■ Aim of the exercise ■
Among the entries, which lines carry the string "What"? Copy each of them.

■ Supplied records ■
** Begin **

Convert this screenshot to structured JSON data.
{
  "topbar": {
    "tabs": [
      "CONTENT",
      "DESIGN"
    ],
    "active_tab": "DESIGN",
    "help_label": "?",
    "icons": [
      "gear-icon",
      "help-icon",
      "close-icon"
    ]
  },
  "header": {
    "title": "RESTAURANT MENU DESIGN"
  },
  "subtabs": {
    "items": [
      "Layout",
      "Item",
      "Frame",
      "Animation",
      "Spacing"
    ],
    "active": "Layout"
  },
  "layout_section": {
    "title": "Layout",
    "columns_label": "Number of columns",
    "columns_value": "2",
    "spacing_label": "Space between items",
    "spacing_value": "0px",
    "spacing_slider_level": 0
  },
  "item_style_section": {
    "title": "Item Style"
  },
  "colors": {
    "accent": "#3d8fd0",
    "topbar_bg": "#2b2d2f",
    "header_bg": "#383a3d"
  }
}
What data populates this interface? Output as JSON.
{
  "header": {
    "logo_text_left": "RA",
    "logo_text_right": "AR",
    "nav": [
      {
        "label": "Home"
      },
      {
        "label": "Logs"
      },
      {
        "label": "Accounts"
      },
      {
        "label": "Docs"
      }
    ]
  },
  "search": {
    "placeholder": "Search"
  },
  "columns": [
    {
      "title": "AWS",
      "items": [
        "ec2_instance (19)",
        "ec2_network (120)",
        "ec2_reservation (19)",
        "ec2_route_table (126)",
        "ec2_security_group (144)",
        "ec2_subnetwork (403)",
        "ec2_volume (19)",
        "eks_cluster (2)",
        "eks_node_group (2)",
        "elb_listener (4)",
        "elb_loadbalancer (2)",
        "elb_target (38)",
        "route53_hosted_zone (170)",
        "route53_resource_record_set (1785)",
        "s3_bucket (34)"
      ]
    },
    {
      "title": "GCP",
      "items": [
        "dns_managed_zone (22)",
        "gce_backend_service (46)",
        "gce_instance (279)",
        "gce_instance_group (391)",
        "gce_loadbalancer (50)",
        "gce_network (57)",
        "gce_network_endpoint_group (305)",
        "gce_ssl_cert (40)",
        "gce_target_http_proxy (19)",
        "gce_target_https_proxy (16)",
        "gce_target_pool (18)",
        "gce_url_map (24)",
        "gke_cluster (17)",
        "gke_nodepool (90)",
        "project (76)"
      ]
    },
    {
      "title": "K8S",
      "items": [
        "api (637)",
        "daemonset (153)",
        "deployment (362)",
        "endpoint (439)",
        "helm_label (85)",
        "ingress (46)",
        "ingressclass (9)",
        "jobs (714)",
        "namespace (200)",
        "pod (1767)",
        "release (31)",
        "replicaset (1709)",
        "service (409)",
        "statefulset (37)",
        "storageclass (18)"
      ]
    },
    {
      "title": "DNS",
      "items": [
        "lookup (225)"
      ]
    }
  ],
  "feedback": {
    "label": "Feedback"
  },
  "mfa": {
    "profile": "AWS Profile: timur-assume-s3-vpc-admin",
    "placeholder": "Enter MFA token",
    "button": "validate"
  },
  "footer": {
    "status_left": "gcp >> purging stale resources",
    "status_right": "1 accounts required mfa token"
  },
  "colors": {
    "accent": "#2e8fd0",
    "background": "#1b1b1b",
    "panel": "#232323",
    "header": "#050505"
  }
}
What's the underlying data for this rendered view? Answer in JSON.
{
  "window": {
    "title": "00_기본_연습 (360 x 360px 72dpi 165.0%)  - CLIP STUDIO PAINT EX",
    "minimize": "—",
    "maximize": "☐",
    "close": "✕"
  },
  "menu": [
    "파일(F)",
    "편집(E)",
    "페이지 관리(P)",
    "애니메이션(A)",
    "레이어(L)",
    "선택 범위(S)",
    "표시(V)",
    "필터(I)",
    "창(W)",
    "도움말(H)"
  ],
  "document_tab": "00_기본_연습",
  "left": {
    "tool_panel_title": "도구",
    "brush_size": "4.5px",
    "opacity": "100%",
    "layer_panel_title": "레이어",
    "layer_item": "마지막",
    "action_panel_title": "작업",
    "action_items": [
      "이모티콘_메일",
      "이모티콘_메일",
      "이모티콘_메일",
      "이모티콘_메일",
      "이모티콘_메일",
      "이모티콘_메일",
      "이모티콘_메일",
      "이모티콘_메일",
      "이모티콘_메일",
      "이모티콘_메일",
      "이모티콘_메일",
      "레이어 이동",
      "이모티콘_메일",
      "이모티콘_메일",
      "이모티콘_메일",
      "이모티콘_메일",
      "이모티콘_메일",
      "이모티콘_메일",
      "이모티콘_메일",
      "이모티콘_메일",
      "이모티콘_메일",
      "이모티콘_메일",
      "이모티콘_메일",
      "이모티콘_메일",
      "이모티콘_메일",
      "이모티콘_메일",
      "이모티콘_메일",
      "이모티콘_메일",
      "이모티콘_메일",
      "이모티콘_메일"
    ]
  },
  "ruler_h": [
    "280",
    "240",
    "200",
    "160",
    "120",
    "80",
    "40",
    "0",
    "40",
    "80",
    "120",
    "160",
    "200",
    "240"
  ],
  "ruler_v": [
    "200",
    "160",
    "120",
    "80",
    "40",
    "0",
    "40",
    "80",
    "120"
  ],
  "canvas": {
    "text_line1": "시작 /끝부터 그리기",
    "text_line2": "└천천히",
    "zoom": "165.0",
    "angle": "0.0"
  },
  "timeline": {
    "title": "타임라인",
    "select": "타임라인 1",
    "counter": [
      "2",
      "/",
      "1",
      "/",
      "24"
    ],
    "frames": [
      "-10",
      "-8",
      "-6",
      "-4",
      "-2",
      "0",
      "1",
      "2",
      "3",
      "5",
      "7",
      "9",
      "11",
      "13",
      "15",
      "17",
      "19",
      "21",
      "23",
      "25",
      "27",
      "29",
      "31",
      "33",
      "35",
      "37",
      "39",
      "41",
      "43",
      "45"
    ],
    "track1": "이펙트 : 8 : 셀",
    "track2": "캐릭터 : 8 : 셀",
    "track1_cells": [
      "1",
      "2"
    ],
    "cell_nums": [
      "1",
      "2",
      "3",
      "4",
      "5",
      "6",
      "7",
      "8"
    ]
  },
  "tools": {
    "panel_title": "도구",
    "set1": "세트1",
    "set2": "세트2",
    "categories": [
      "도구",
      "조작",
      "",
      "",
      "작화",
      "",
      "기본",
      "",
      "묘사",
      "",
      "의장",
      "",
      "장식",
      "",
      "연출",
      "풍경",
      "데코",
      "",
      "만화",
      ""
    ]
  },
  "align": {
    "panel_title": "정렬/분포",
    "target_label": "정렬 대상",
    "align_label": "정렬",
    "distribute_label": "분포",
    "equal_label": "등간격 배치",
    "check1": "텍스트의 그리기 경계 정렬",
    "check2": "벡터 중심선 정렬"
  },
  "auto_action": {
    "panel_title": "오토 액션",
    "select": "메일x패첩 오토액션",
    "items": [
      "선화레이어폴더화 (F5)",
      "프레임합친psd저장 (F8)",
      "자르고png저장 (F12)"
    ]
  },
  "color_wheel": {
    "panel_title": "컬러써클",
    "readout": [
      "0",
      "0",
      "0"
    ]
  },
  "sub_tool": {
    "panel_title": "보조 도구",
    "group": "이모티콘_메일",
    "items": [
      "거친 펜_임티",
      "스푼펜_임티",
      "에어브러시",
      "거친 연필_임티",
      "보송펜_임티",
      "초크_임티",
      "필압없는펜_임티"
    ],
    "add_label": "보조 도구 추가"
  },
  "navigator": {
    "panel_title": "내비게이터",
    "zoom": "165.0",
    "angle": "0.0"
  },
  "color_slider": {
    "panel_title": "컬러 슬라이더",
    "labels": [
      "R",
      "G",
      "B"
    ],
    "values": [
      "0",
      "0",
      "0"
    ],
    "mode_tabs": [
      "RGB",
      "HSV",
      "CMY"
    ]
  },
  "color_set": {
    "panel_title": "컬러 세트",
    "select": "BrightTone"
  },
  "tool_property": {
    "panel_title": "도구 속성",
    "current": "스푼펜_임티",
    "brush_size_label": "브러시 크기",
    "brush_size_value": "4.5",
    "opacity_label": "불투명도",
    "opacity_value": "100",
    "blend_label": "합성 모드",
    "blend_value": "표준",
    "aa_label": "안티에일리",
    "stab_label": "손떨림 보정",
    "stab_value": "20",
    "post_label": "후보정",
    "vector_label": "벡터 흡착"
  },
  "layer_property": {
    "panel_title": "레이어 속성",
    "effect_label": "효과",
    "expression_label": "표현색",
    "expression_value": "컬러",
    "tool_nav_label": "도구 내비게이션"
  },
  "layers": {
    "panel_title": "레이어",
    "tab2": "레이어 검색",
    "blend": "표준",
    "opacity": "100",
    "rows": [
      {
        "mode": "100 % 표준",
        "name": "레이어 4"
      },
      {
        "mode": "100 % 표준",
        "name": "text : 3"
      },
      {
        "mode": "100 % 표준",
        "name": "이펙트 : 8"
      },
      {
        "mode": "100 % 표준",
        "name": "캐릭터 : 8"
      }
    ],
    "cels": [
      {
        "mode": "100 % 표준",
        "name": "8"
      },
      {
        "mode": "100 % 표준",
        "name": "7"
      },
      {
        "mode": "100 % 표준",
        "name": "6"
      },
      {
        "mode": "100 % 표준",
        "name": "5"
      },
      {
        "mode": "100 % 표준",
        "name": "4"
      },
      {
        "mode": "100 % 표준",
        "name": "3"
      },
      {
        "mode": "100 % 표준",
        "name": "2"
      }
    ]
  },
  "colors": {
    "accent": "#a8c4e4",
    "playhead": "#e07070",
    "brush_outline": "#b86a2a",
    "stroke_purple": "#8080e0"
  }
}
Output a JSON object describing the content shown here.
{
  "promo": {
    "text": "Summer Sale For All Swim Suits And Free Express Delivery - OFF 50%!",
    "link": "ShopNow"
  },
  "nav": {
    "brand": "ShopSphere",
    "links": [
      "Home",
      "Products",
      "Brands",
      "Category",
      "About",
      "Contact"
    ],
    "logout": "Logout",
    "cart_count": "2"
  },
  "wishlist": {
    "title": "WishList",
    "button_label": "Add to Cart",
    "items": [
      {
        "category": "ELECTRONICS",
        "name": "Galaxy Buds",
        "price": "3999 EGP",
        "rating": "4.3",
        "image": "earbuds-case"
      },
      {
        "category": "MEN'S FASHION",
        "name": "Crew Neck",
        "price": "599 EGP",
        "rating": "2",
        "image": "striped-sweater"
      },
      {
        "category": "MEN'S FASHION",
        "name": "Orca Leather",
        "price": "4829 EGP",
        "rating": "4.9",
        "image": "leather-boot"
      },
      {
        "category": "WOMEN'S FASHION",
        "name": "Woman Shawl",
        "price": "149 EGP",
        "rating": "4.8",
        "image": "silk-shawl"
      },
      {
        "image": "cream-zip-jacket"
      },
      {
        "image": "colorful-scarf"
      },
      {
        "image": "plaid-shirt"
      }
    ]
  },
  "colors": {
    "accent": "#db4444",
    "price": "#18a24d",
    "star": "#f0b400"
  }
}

** End **

■ Worked solution ■
What data populates this interface? Output as JSON.
What's the underlying data for this rendered view? Answer in JSON.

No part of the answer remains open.